• [Your task]: Filter this data down to the lines that hold "color", and copy them.

• [Records contained in a dataset]:

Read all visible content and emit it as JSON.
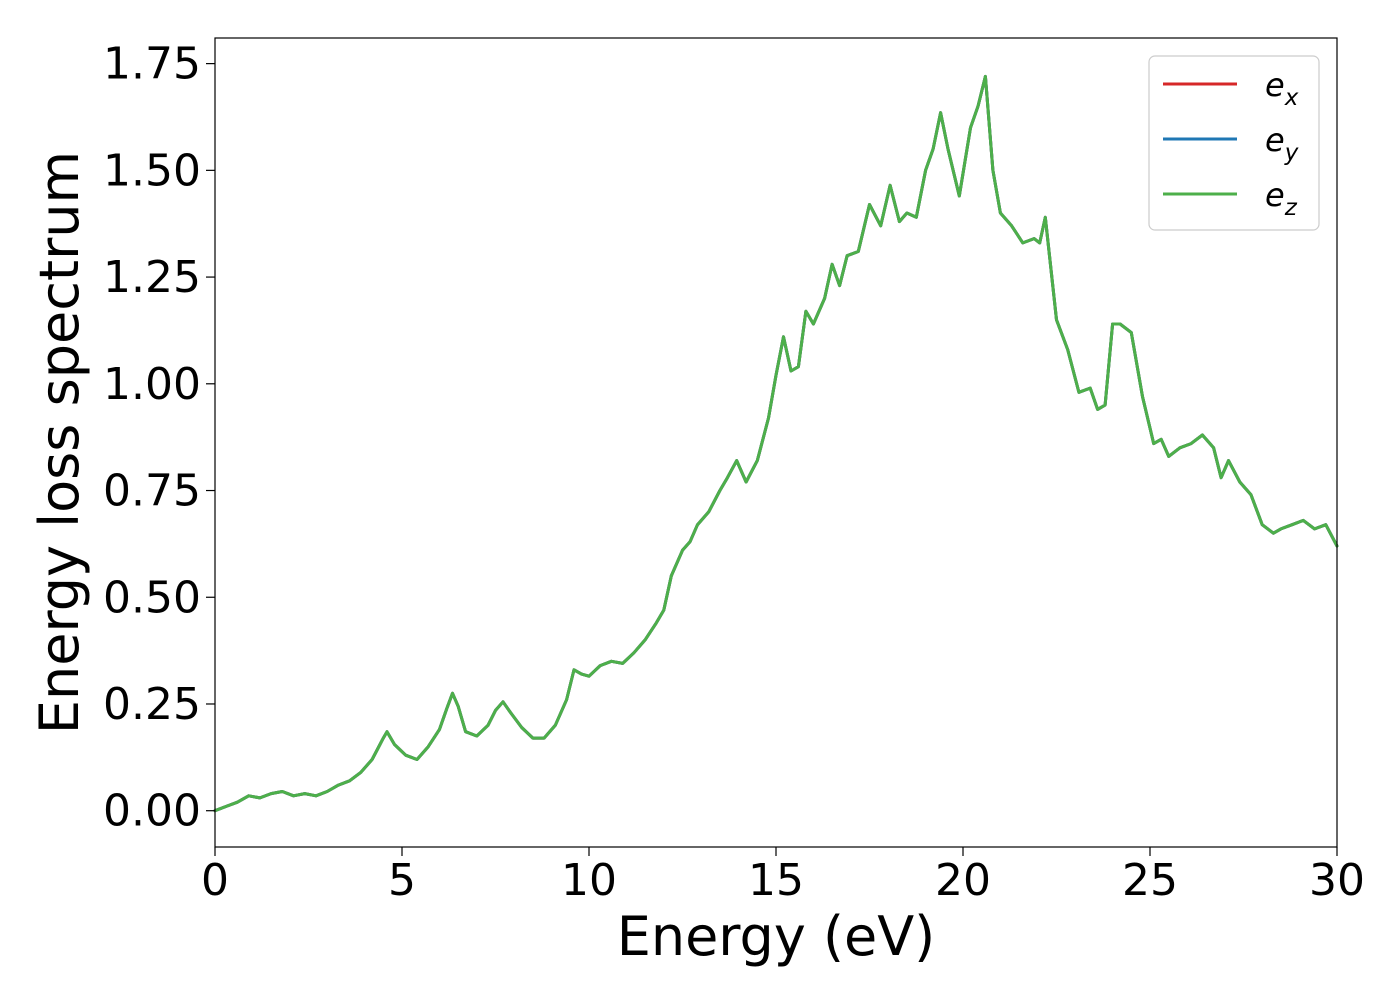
{
  "chart_data": {
    "type": "line",
    "xlabel": "Energy (eV)",
    "ylabel": "Energy loss spectrum",
    "xlim": [
      0,
      30
    ],
    "ylim": [
      -0.085,
      1.81
    ],
    "xticks": [
      0,
      5,
      10,
      15,
      20,
      25,
      30
    ],
    "xtick_labels": [
      "0",
      "5",
      "10",
      "15",
      "20",
      "25",
      "30"
    ],
    "yticks": [
      0.0,
      0.25,
      0.5,
      0.75,
      1.0,
      1.25,
      1.5,
      1.75
    ],
    "ytick_labels": [
      "0.00",
      "0.25",
      "0.50",
      "0.75",
      "1.00",
      "1.25",
      "1.50",
      "1.75"
    ],
    "grid": false,
    "legend_position": "top-right",
    "x": [
      0,
      0.3,
      0.6,
      0.9,
      1.2,
      1.5,
      1.8,
      2.1,
      2.4,
      2.7,
      3.0,
      3.3,
      3.6,
      3.9,
      4.2,
      4.5,
      4.6,
      4.8,
      5.1,
      5.4,
      5.7,
      6.0,
      6.2,
      6.35,
      6.5,
      6.7,
      7.0,
      7.3,
      7.5,
      7.7,
      7.9,
      8.2,
      8.5,
      8.8,
      9.1,
      9.4,
      9.6,
      9.8,
      10.0,
      10.3,
      10.6,
      10.9,
      11.2,
      11.5,
      11.8,
      12.0,
      12.2,
      12.5,
      12.7,
      12.9,
      13.2,
      13.5,
      13.7,
      13.95,
      14.2,
      14.5,
      14.8,
      15.0,
      15.2,
      15.4,
      15.6,
      15.8,
      16.0,
      16.3,
      16.5,
      16.7,
      16.9,
      17.2,
      17.5,
      17.8,
      18.05,
      18.3,
      18.5,
      18.75,
      19.0,
      19.2,
      19.4,
      19.6,
      19.9,
      20.2,
      20.4,
      20.6,
      20.8,
      21.0,
      21.3,
      21.6,
      21.9,
      22.05,
      22.2,
      22.5,
      22.8,
      23.1,
      23.4,
      23.6,
      23.8,
      24.0,
      24.2,
      24.5,
      24.8,
      25.1,
      25.3,
      25.5,
      25.8,
      26.1,
      26.4,
      26.7,
      26.9,
      27.1,
      27.4,
      27.7,
      28.0,
      28.3,
      28.5,
      28.8,
      29.1,
      29.4,
      29.7,
      30.0
    ],
    "series": [
      {
        "name": "e_x",
        "color": "#d62728",
        "values": [
          0.0,
          0.01,
          0.02,
          0.035,
          0.03,
          0.04,
          0.045,
          0.035,
          0.04,
          0.035,
          0.045,
          0.06,
          0.07,
          0.09,
          0.12,
          0.17,
          0.185,
          0.155,
          0.13,
          0.12,
          0.15,
          0.19,
          0.24,
          0.275,
          0.245,
          0.185,
          0.175,
          0.2,
          0.235,
          0.255,
          0.23,
          0.195,
          0.17,
          0.17,
          0.2,
          0.26,
          0.33,
          0.32,
          0.315,
          0.34,
          0.35,
          0.345,
          0.37,
          0.4,
          0.44,
          0.47,
          0.55,
          0.61,
          0.63,
          0.67,
          0.7,
          0.75,
          0.78,
          0.82,
          0.77,
          0.82,
          0.92,
          1.02,
          1.11,
          1.03,
          1.04,
          1.17,
          1.14,
          1.2,
          1.28,
          1.23,
          1.3,
          1.31,
          1.42,
          1.37,
          1.465,
          1.38,
          1.4,
          1.39,
          1.5,
          1.55,
          1.635,
          1.55,
          1.44,
          1.6,
          1.65,
          1.72,
          1.5,
          1.4,
          1.37,
          1.33,
          1.34,
          1.33,
          1.39,
          1.15,
          1.08,
          0.98,
          0.99,
          0.94,
          0.95,
          1.14,
          1.14,
          1.12,
          0.97,
          0.86,
          0.87,
          0.83,
          0.85,
          0.86,
          0.88,
          0.85,
          0.78,
          0.82,
          0.77,
          0.74,
          0.67,
          0.65,
          0.66,
          0.67,
          0.68,
          0.66,
          0.67,
          0.62
        ]
      },
      {
        "name": "e_y",
        "color": "#1f77b4",
        "values": [
          0.0,
          0.01,
          0.02,
          0.035,
          0.03,
          0.04,
          0.045,
          0.035,
          0.04,
          0.035,
          0.045,
          0.06,
          0.07,
          0.09,
          0.12,
          0.17,
          0.185,
          0.155,
          0.13,
          0.12,
          0.15,
          0.19,
          0.24,
          0.275,
          0.245,
          0.185,
          0.175,
          0.2,
          0.235,
          0.255,
          0.23,
          0.195,
          0.17,
          0.17,
          0.2,
          0.26,
          0.33,
          0.32,
          0.315,
          0.34,
          0.35,
          0.345,
          0.37,
          0.4,
          0.44,
          0.47,
          0.55,
          0.61,
          0.63,
          0.67,
          0.7,
          0.75,
          0.78,
          0.82,
          0.77,
          0.82,
          0.92,
          1.02,
          1.11,
          1.03,
          1.04,
          1.17,
          1.14,
          1.2,
          1.28,
          1.23,
          1.3,
          1.31,
          1.42,
          1.37,
          1.465,
          1.38,
          1.4,
          1.39,
          1.5,
          1.55,
          1.635,
          1.55,
          1.44,
          1.6,
          1.65,
          1.72,
          1.5,
          1.4,
          1.37,
          1.33,
          1.34,
          1.33,
          1.39,
          1.15,
          1.08,
          0.98,
          0.99,
          0.94,
          0.95,
          1.14,
          1.14,
          1.12,
          0.97,
          0.86,
          0.87,
          0.83,
          0.85,
          0.86,
          0.88,
          0.85,
          0.78,
          0.82,
          0.77,
          0.74,
          0.67,
          0.65,
          0.66,
          0.67,
          0.68,
          0.66,
          0.67,
          0.62
        ]
      },
      {
        "name": "e_z",
        "color": "#4daf4a",
        "values": [
          0.0,
          0.01,
          0.02,
          0.035,
          0.03,
          0.04,
          0.045,
          0.035,
          0.04,
          0.035,
          0.045,
          0.06,
          0.07,
          0.09,
          0.12,
          0.17,
          0.185,
          0.155,
          0.13,
          0.12,
          0.15,
          0.19,
          0.24,
          0.275,
          0.245,
          0.185,
          0.175,
          0.2,
          0.235,
          0.255,
          0.23,
          0.195,
          0.17,
          0.17,
          0.2,
          0.26,
          0.33,
          0.32,
          0.315,
          0.34,
          0.35,
          0.345,
          0.37,
          0.4,
          0.44,
          0.47,
          0.55,
          0.61,
          0.63,
          0.67,
          0.7,
          0.75,
          0.78,
          0.82,
          0.77,
          0.82,
          0.92,
          1.02,
          1.11,
          1.03,
          1.04,
          1.17,
          1.14,
          1.2,
          1.28,
          1.23,
          1.3,
          1.31,
          1.42,
          1.37,
          1.465,
          1.38,
          1.4,
          1.39,
          1.5,
          1.55,
          1.635,
          1.55,
          1.44,
          1.6,
          1.65,
          1.72,
          1.5,
          1.4,
          1.37,
          1.33,
          1.34,
          1.33,
          1.39,
          1.15,
          1.08,
          0.98,
          0.99,
          0.94,
          0.95,
          1.14,
          1.14,
          1.12,
          0.97,
          0.86,
          0.87,
          0.83,
          0.85,
          0.86,
          0.88,
          0.85,
          0.78,
          0.82,
          0.77,
          0.74,
          0.67,
          0.65,
          0.66,
          0.67,
          0.68,
          0.66,
          0.67,
          0.62
        ]
      }
    ],
    "legend": [
      {
        "base": "e",
        "sub": "x",
        "color": "#d62728"
      },
      {
        "base": "e",
        "sub": "y",
        "color": "#1f77b4"
      },
      {
        "base": "e",
        "sub": "z",
        "color": "#4daf4a"
      }
    ]
  }
}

• [Solved problem]:
        "color": "#d62728",
        "color": "#1f77b4",
        "color": "#4daf4a",
        "color": "#d62728"
        "color": "#1f77b4"
        "color": "#4daf4a"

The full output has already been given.